** START OF Given data **

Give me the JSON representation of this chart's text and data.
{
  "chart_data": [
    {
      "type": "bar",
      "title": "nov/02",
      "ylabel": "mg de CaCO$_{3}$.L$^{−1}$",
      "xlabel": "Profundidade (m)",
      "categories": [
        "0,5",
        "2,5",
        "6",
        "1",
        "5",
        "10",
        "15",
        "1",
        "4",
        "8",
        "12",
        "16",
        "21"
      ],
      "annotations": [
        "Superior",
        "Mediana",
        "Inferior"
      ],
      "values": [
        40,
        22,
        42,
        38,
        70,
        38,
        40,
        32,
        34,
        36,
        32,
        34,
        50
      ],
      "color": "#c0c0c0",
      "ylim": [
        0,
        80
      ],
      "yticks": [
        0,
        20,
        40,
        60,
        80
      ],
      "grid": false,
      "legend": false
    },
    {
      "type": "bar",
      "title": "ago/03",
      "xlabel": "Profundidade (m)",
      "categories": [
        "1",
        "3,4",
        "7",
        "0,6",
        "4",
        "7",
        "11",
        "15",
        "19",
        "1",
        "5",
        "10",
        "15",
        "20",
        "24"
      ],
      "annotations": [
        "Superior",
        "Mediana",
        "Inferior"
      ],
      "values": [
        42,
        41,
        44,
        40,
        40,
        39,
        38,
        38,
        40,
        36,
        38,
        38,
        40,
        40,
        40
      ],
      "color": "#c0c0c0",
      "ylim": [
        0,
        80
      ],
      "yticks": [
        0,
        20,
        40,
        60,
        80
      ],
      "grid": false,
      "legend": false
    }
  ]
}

** END OF Given data **

Exercise requirements: Reproduce each entry above exactly, keeping every word.

Exercise answer:
Give me the JSON representation of this chart's text and data.
{
  "chart_data": [
    {
      "type": "bar",
      "title": "nov/02",
      "ylabel": "mg de CaCO$_{3}$.L$^{−1}$",
      "xlabel": "Profundidade (m)",
      "categories": [
        "0,5",
        "2,5",
        "6",
        "1",
        "5",
        "10",
        "15",
        "1",
        "4",
        "8",
        "12",
        "16",
        "21"
      ],
      "annotations": [
        "Superior",
        "Mediana",
        "Inferior"
      ],
      "values": [
        40,
        22,
        42,
        38,
        70,
        38,
        40,
        32,
        34,
        36,
        32,
        34,
        50
      ],
      "color": "#c0c0c0",
      "ylim": [
        0,
        80
      ],
      "yticks": [
        0,
        20,
        40,
        60,
        80
      ],
      "grid": false,
      "legend": false
    },
    {
      "type": "bar",
      "title": "ago/03",
      "xlabel": "Profundidade (m)",
      "categories": [
        "1",
        "3,4",
        "7",
        "0,6",
        "4",
        "7",
        "11",
        "15",
        "19",
        "1",
        "5",
        "10",
        "15",
        "20",
        "24"
      ],
      "annotations": [
        "Superior",
        "Mediana",
        "Inferior"
      ],
      "values": [
        42,
        41,
        44,
        40,
        40,
        39,
        38,
        38,
        40,
        36,
        38,
        38,
        40,
        40,
        40
      ],
      "color": "#c0c0c0",
      "ylim": [
        0,
        80
      ],
      "yticks": [
        0,
        20,
        40,
        60,
        80
      ],
      "grid": false,
      "legend": false
    }
  ]
}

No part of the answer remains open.